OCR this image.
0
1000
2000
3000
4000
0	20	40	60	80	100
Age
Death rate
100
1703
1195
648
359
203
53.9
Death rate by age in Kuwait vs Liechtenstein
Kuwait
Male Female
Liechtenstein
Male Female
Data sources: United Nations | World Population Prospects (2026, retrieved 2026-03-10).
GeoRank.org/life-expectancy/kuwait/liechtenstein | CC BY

================

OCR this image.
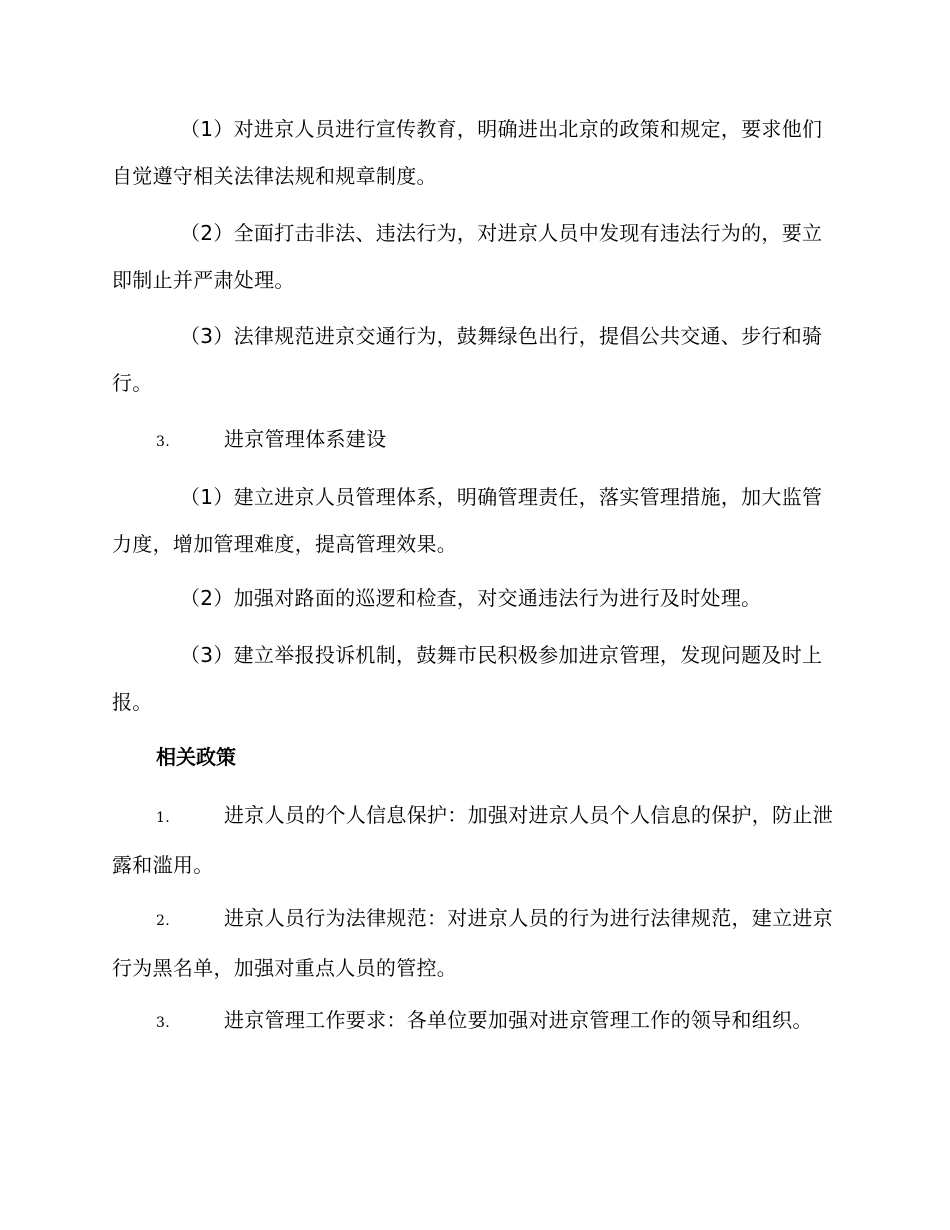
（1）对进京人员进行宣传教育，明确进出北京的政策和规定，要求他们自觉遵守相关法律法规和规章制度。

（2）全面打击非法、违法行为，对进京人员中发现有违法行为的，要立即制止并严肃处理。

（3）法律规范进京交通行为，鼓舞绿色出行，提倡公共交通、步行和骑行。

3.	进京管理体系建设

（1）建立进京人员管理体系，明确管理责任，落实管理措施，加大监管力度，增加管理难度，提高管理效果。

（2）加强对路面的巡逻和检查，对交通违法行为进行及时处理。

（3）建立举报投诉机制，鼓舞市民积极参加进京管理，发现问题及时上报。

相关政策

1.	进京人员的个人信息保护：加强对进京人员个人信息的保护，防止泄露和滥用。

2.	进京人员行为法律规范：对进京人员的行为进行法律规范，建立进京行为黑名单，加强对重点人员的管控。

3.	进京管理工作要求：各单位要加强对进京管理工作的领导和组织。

================

## Required task
Each line in the listing above that contains "Death" should be copied.

## Reply
Death rate
Death rate by age in Kuwait vs Liechtenstein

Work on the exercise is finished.